Problem details: Write out the full set of records exactly. Any pictures in them do not belong in the copy.

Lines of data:
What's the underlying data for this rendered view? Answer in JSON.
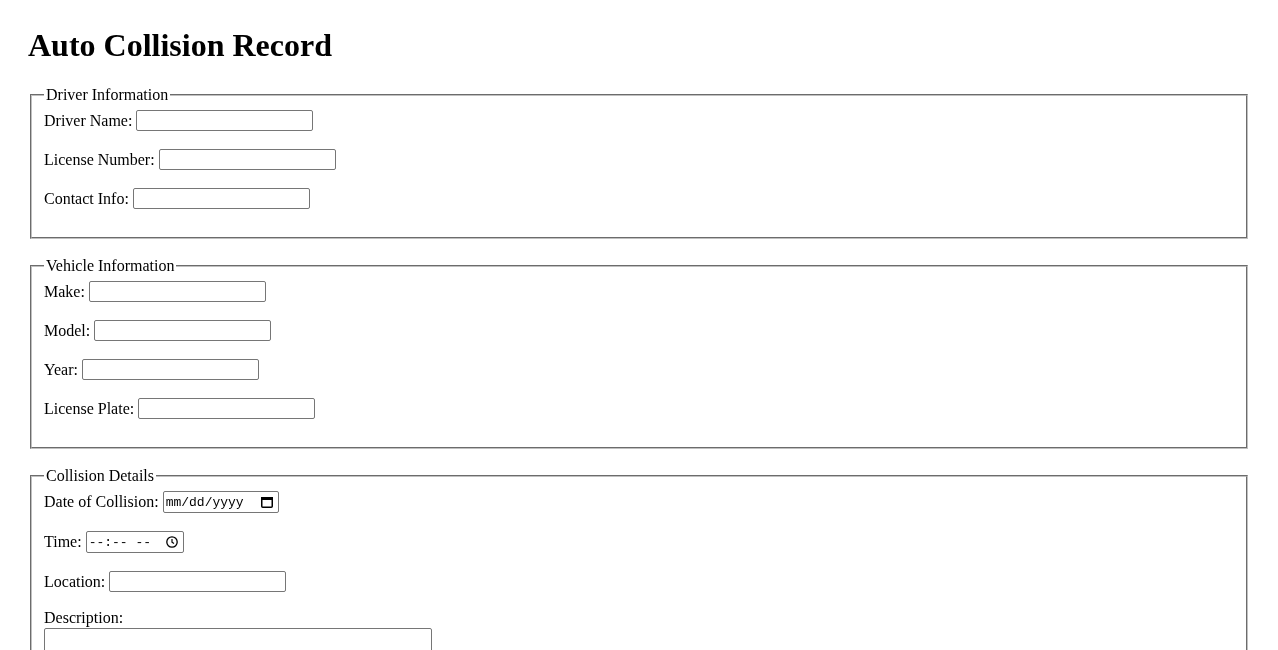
{
  "title": "Auto Collision Record",
  "sections": [
    {
      "legend": "Driver Information",
      "fields": [
        {
          "kind": "text",
          "label": "Driver Name:"
        },
        {
          "kind": "text",
          "label": "License Number:"
        },
        {
          "kind": "text",
          "label": "Contact Info:"
        }
      ]
    },
    {
      "legend": "Vehicle Information",
      "fields": [
        {
          "kind": "text",
          "label": "Make:"
        },
        {
          "kind": "text",
          "label": "Model:"
        },
        {
          "kind": "text",
          "label": "Year:"
        },
        {
          "kind": "text",
          "label": "License Plate:"
        }
      ]
    },
    {
      "legend": "Collision Details",
      "fields": [
        {
          "kind": "date",
          "label": "Date of Collision:",
          "placeholder": "mm/dd/yyyy"
        },
        {
          "kind": "time",
          "label": "Time:",
          "placeholder": "--:-- --"
        },
        {
          "kind": "text",
          "label": "Location:"
        },
        {
          "kind": "textarea",
          "label": "Description:"
        }
      ]
    }
  ]
}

Result:
What's the underlying data for this rendered view? Answer in JSON.
{
  "title": "Auto Collision Record",
  "sections": [
    {
      "legend": "Driver Information",
      "fields": [
        {
          "kind": "text",
          "label": "Driver Name:"
        },
        {
          "kind": "text",
          "label": "License Number:"
        },
        {
          "kind": "text",
          "label": "Contact Info:"
        }
      ]
    },
    {
      "legend": "Vehicle Information",
      "fields": [
        {
          "kind": "text",
          "label": "Make:"
        },
        {
          "kind": "text",
          "label": "Model:"
        },
        {
          "kind": "text",
          "label": "Year:"
        },
        {
          "kind": "text",
          "label": "License Plate:"
        }
      ]
    },
    {
      "legend": "Collision Details",
      "fields": [
        {
          "kind": "date",
          "label": "Date of Collision:",
          "placeholder": "mm/dd/yyyy"
        },
        {
          "kind": "time",
          "label": "Time:",
          "placeholder": "--:-- --"
        },
        {
          "kind": "text",
          "label": "Location:"
        },
        {
          "kind": "textarea",
          "label": "Description:"
        }
      ]
    }
  ]
}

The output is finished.